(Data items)
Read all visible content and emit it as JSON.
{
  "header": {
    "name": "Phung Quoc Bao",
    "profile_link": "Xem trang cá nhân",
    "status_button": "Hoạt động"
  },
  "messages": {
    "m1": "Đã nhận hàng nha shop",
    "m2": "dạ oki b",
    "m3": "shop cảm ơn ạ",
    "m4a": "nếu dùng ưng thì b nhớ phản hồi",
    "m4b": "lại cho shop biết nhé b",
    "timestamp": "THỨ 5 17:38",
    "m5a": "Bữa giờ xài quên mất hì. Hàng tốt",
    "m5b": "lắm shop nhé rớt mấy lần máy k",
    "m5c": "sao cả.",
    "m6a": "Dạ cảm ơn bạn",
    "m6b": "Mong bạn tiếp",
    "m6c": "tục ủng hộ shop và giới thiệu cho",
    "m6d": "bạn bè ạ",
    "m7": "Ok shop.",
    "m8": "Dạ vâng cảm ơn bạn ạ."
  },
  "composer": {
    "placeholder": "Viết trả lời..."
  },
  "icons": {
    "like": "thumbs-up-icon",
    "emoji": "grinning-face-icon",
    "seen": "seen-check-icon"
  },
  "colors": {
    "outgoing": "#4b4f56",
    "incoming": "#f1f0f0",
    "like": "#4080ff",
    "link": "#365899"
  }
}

**TASK INSTRUCTIONS**
Output all preceding records character for character.

**EXERCISE SOLUTION**
Read all visible content and emit it as JSON.
{
  "header": {
    "name": "Phung Quoc Bao",
    "profile_link": "Xem trang cá nhân",
    "status_button": "Hoạt động"
  },
  "messages": {
    "m1": "Đã nhận hàng nha shop",
    "m2": "dạ oki b",
    "m3": "shop cảm ơn ạ",
    "m4a": "nếu dùng ưng thì b nhớ phản hồi",
    "m4b": "lại cho shop biết nhé b",
    "timestamp": "THỨ 5 17:38",
    "m5a": "Bữa giờ xài quên mất hì. Hàng tốt",
    "m5b": "lắm shop nhé rớt mấy lần máy k",
    "m5c": "sao cả.",
    "m6a": "Dạ cảm ơn bạn",
    "m6b": "Mong bạn tiếp",
    "m6c": "tục ủng hộ shop và giới thiệu cho",
    "m6d": "bạn bè ạ",
    "m7": "Ok shop.",
    "m8": "Dạ vâng cảm ơn bạn ạ."
  },
  "composer": {
    "placeholder": "Viết trả lời..."
  },
  "icons": {
    "like": "thumbs-up-icon",
    "emoji": "grinning-face-icon",
    "seen": "seen-check-icon"
  },
  "colors": {
    "outgoing": "#4b4f56",
    "incoming": "#f1f0f0",
    "like": "#4080ff",
    "link": "#365899"
  }
}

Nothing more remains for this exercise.